EXERCISE TASK> The entries below are to be written out again without alteration.

Source records>
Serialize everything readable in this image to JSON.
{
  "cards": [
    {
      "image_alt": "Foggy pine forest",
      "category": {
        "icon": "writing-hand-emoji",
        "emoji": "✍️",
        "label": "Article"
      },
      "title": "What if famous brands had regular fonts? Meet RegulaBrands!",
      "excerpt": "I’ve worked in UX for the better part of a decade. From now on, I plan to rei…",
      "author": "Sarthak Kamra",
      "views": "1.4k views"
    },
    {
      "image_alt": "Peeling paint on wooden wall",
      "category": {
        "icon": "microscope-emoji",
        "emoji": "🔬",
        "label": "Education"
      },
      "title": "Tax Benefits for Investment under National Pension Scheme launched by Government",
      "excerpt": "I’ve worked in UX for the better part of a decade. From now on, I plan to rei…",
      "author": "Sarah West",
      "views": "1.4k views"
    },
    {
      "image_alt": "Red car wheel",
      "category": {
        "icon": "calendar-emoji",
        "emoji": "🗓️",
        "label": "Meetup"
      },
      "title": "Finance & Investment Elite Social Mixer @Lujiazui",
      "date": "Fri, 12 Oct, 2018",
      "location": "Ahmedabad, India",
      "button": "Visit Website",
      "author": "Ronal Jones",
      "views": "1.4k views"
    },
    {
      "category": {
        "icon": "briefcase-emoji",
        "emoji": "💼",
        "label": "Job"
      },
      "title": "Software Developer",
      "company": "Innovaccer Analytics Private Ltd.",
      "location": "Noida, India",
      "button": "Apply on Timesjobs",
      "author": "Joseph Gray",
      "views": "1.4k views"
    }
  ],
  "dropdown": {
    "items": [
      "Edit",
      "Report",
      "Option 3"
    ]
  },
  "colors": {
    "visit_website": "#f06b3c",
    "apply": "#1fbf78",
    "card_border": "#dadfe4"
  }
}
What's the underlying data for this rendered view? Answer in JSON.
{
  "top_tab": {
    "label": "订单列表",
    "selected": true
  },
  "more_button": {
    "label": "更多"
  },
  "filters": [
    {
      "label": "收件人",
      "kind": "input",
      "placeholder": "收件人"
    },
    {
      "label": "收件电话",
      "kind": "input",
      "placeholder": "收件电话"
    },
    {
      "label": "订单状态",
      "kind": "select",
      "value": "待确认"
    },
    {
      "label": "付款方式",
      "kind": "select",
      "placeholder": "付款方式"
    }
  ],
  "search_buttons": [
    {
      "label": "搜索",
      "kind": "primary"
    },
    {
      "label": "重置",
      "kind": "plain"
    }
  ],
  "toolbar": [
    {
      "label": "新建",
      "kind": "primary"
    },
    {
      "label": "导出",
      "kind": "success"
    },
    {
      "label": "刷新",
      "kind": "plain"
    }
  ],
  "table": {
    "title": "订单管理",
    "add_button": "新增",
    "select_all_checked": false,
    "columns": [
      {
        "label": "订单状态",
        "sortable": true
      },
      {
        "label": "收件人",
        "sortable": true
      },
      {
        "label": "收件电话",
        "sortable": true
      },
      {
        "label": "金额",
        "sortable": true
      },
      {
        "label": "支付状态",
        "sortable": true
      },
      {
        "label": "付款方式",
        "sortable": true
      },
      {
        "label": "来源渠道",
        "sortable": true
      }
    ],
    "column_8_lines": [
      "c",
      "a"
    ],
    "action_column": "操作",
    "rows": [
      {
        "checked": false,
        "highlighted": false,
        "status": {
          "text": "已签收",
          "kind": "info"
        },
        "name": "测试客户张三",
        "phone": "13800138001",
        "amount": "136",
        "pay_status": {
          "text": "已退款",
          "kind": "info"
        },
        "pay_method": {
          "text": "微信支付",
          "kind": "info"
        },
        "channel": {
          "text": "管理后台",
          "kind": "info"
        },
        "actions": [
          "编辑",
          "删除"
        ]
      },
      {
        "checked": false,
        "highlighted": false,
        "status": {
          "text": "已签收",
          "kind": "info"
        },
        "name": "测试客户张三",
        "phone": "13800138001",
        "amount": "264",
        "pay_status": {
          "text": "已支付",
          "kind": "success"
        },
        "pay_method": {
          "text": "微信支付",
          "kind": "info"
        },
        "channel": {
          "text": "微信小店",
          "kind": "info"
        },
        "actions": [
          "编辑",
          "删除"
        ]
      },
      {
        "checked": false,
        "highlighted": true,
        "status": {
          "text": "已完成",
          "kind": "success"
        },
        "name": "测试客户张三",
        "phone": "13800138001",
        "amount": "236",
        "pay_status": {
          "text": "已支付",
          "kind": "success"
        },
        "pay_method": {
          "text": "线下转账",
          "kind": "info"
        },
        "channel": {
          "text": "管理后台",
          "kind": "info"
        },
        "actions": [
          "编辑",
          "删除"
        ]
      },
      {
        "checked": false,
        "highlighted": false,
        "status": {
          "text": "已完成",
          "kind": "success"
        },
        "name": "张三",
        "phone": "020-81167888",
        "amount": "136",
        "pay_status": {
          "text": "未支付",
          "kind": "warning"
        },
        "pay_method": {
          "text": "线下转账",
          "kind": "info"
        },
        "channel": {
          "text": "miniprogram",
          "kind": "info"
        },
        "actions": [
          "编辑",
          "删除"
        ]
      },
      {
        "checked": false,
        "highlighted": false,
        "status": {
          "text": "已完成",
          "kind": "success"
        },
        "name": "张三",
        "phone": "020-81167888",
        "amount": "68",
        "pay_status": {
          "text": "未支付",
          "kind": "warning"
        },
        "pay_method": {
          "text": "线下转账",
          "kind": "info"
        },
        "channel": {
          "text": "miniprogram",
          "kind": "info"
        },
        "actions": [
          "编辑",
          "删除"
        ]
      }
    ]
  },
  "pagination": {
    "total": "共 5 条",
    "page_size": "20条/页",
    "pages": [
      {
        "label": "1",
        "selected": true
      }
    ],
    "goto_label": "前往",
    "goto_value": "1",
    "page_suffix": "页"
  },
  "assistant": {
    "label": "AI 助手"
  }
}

TASK RESPONSE>
Serialize everything readable in this image to JSON.
{
  "cards": [
    {
      "image_alt": "Foggy pine forest",
      "category": {
        "icon": "writing-hand-emoji",
        "emoji": "✍️",
        "label": "Article"
      },
      "title": "What if famous brands had regular fonts? Meet RegulaBrands!",
      "excerpt": "I’ve worked in UX for the better part of a decade. From now on, I plan to rei…",
      "author": "Sarthak Kamra",
      "views": "1.4k views"
    },
    {
      "image_alt": "Peeling paint on wooden wall",
      "category": {
        "icon": "microscope-emoji",
        "emoji": "🔬",
        "label": "Education"
      },
      "title": "Tax Benefits for Investment under National Pension Scheme launched by Government",
      "excerpt": "I’ve worked in UX for the better part of a decade. From now on, I plan to rei…",
      "author": "Sarah West",
      "views": "1.4k views"
    },
    {
      "image_alt": "Red car wheel",
      "category": {
        "icon": "calendar-emoji",
        "emoji": "🗓️",
        "label": "Meetup"
      },
      "title": "Finance & Investment Elite Social Mixer @Lujiazui",
      "date": "Fri, 12 Oct, 2018",
      "location": "Ahmedabad, India",
      "button": "Visit Website",
      "author": "Ronal Jones",
      "views": "1.4k views"
    },
    {
      "category": {
        "icon": "briefcase-emoji",
        "emoji": "💼",
        "label": "Job"
      },
      "title": "Software Developer",
      "company": "Innovaccer Analytics Private Ltd.",
      "location": "Noida, India",
      "button": "Apply on Timesjobs",
      "author": "Joseph Gray",
      "views": "1.4k views"
    }
  ],
  "dropdown": {
    "items": [
      "Edit",
      "Report",
      "Option 3"
    ]
  },
  "colors": {
    "visit_website": "#f06b3c",
    "apply": "#1fbf78",
    "card_border": "#dadfe4"
  }
}
What's the underlying data for this rendered view? Answer in JSON.
{
  "top_tab": {
    "label": "订单列表",
    "selected": true
  },
  "more_button": {
    "label": "更多"
  },
  "filters": [
    {
      "label": "收件人",
      "kind": "input",
      "placeholder": "收件人"
    },
    {
      "label": "收件电话",
      "kind": "input",
      "placeholder": "收件电话"
    },
    {
      "label": "订单状态",
      "kind": "select",
      "value": "待确认"
    },
    {
      "label": "付款方式",
      "kind": "select",
      "placeholder": "付款方式"
    }
  ],
  "search_buttons": [
    {
      "label": "搜索",
      "kind": "primary"
    },
    {
      "label": "重置",
      "kind": "plain"
    }
  ],
  "toolbar": [
    {
      "label": "新建",
      "kind": "primary"
    },
    {
      "label": "导出",
      "kind": "success"
    },
    {
      "label": "刷新",
      "kind": "plain"
    }
  ],
  "table": {
    "title": "订单管理",
    "add_button": "新增",
    "select_all_checked": false,
    "columns": [
      {
        "label": "订单状态",
        "sortable": true
      },
      {
        "label": "收件人",
        "sortable": true
      },
      {
        "label": "收件电话",
        "sortable": true
      },
      {
        "label": "金额",
        "sortable": true
      },
      {
        "label": "支付状态",
        "sortable": true
      },
      {
        "label": "付款方式",
        "sortable": true
      },
      {
        "label": "来源渠道",
        "sortable": true
      }
    ],
    "column_8_lines": [
      "c",
      "a"
    ],
    "action_column": "操作",
    "rows": [
      {
        "checked": false,
        "highlighted": false,
        "status": {
          "text": "已签收",
          "kind": "info"
        },
        "name": "测试客户张三",
        "phone": "13800138001",
        "amount": "136",
        "pay_status": {
          "text": "已退款",
          "kind": "info"
        },
        "pay_method": {
          "text": "微信支付",
          "kind": "info"
        },
        "channel": {
          "text": "管理后台",
          "kind": "info"
        },
        "actions": [
          "编辑",
          "删除"
        ]
      },
      {
        "checked": false,
        "highlighted": false,
        "status": {
          "text": "已签收",
          "kind": "info"
        },
        "name": "测试客户张三",
        "phone": "13800138001",
        "amount": "264",
        "pay_status": {
          "text": "已支付",
          "kind": "success"
        },
        "pay_method": {
          "text": "微信支付",
          "kind": "info"
        },
        "channel": {
          "text": "微信小店",
          "kind": "info"
        },
        "actions": [
          "编辑",
          "删除"
        ]
      },
      {
        "checked": false,
        "highlighted": true,
        "status": {
          "text": "已完成",
          "kind": "success"
        },
        "name": "测试客户张三",
        "phone": "13800138001",
        "amount": "236",
        "pay_status": {
          "text": "已支付",
          "kind": "success"
        },
        "pay_method": {
          "text": "线下转账",
          "kind": "info"
        },
        "channel": {
          "text": "管理后台",
          "kind": "info"
        },
        "actions": [
          "编辑",
          "删除"
        ]
      },
      {
        "checked": false,
        "highlighted": false,
        "status": {
          "text": "已完成",
          "kind": "success"
        },
        "name": "张三",
        "phone": "020-81167888",
        "amount": "136",
        "pay_status": {
          "text": "未支付",
          "kind": "warning"
        },
        "pay_method": {
          "text": "线下转账",
          "kind": "info"
        },
        "channel": {
          "text": "miniprogram",
          "kind": "info"
        },
        "actions": [
          "编辑",
          "删除"
        ]
      },
      {
        "checked": false,
        "highlighted": false,
        "status": {
          "text": "已完成",
          "kind": "success"
        },
        "name": "张三",
        "phone": "020-81167888",
        "amount": "68",
        "pay_status": {
          "text": "未支付",
          "kind": "warning"
        },
        "pay_method": {
          "text": "线下转账",
          "kind": "info"
        },
        "channel": {
          "text": "miniprogram",
          "kind": "info"
        },
        "actions": [
          "编辑",
          "删除"
        ]
      }
    ]
  },
  "pagination": {
    "total": "共 5 条",
    "page_size": "20条/页",
    "pages": [
      {
        "label": "1",
        "selected": true
      }
    ],
    "goto_label": "前往",
    "goto_value": "1",
    "page_suffix": "页"
  },
  "assistant": {
    "label": "AI 助手"
  }
}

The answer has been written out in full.